Advanced Analysis — Short vs. Long Duration Comparison

Section titled “Advanced Analysis — Short vs. Long Duration Comparison”

Compare the 15-second (short) and 60-second (long) metric intervals to detect transient spikes that the longer window smooths out. A large difference indicates a recent burst of activity:

SELECT
long_m.metric_name,
ROUND(long_m.value, 4) AS long_60s_value,
ROUND(short_m.value, 4) AS short_15s_value,
long_m.metric_unit,
CASE
WHEN long_m.value = 0 THEN NULL
ELSE ROUND((short_m.value - long_m.value) / long_m.value * 100, 1)
END AS pct_diff
FROM
v$metric long_m
JOIN v$metric short_m
ON short_m.metric_name = long_m.metric_name
AND short_m.group_id = 3 -- Short Duration (15s)
WHERE
long_m.group_id = 2 -- Long Duration (60s)
AND long_m.metric_name IN (
'DB Time Per Sec',
'DB CPU Time Per Sec',
'Physical Reads Per Sec',
'Physical Writes Per Sec',
'Redo Generated Per Sec',
'User Transaction Per Sec',
'SQL Service Response Time',
'Network Bytes Per Sec'
)
ORDER BY
ABS(
COALESCE((short_m.value - long_m.value) / NULLIF(long_m.value, 0), 0)

______

→ What you need to do
**A)** Copy the passage from the short vs. long duration comparison that begins with the words containing "Compare the 15-second" and ends with "long_m.value * 100, 1)".
**B)** Answer these questions using the short vs. long duration comparison:
(i) How many seconds long is the short metric interval?
(ii) Which group_id value does the query use for the long duration?
(iii) What does a large difference between the two intervals indicate?

Document layout detection data

______

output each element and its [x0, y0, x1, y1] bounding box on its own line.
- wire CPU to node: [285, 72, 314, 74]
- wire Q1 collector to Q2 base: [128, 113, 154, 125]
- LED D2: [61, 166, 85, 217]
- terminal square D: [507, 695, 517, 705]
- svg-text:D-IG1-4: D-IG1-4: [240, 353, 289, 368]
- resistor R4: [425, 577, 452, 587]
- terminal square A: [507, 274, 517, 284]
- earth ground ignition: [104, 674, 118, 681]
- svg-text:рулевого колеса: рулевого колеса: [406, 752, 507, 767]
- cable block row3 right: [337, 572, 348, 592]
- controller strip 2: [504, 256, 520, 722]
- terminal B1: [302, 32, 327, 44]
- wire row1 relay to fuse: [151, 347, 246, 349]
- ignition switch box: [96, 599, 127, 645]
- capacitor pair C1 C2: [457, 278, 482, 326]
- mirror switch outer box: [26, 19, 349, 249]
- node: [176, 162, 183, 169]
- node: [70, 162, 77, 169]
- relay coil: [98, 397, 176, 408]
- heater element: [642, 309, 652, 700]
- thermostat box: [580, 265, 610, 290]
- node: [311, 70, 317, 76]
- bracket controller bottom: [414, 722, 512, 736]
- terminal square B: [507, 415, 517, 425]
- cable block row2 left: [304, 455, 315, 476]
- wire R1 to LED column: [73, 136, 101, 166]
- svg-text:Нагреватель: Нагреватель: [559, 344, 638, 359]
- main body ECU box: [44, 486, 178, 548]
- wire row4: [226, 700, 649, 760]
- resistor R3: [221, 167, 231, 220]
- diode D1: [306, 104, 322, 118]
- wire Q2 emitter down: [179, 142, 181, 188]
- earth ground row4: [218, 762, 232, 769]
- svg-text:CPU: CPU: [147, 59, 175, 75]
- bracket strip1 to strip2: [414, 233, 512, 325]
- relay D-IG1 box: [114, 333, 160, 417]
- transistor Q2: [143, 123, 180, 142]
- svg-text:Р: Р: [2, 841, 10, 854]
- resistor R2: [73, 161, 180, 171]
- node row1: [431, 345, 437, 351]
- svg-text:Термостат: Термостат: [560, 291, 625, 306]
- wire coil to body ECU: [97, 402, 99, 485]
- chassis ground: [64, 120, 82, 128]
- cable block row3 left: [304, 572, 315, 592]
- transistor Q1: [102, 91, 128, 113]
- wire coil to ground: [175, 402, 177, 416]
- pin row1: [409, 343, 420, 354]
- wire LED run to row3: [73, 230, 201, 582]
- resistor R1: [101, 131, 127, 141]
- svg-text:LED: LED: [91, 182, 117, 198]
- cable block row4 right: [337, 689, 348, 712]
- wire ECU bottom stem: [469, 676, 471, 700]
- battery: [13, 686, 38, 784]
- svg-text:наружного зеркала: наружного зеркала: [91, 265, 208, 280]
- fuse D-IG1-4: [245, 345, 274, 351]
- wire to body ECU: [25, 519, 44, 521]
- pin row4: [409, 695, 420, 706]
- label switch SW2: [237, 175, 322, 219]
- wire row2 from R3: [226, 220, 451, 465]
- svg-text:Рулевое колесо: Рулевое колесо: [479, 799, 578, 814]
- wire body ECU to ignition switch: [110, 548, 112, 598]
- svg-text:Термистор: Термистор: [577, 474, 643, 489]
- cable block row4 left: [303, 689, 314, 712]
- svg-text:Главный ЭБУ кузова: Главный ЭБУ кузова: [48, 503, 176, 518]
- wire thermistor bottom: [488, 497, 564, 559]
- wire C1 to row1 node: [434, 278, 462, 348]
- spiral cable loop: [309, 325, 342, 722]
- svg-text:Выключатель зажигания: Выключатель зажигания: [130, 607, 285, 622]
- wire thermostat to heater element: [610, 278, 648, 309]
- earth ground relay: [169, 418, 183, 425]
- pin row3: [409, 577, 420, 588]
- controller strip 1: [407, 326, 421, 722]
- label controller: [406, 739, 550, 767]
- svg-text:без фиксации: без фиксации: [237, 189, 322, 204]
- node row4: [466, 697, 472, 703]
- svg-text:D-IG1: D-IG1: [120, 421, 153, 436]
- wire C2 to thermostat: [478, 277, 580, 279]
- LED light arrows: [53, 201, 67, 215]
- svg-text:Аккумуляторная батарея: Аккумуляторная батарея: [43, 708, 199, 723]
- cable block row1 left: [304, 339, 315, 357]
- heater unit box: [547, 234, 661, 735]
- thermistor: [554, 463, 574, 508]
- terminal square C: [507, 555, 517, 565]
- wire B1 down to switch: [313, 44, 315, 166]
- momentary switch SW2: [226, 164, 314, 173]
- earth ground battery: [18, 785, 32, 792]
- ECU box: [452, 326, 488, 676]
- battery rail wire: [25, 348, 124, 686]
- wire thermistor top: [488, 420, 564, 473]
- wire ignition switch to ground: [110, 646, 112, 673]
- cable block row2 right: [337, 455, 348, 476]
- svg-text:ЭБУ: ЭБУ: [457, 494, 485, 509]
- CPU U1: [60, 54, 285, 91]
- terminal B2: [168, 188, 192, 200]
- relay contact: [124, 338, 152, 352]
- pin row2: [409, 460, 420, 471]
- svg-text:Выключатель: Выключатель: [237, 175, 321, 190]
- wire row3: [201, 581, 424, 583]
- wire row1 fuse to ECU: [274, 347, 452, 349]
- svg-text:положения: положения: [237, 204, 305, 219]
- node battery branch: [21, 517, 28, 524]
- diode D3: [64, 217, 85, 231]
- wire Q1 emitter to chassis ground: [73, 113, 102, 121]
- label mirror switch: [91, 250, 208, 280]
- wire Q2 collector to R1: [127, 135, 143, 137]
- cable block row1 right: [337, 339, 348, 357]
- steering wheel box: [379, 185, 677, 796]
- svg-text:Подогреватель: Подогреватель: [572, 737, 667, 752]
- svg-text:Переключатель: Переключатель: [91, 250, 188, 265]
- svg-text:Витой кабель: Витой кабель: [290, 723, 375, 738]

______

→ Response list
**A)**
Compare the 15-second (short) and 60-second (long) metric intervals to detect transient spikes that the longer window smooths out. A large difference indicates a recent burst of activity:

SELECT
long_m.metric_name,
ROUND(long_m.value, 4) AS long_60s_value,
ROUND(short_m.value, 4) AS short_15s_value,
long_m.metric_unit,
CASE
WHEN long_m.value = 0 THEN NULL
ELSE ROUND((short_m.value - long_m.value) / long_m.value * 100, 1)

**B)**
(i) 15 seconds
(ii) 2
(iii) A recent burst of activity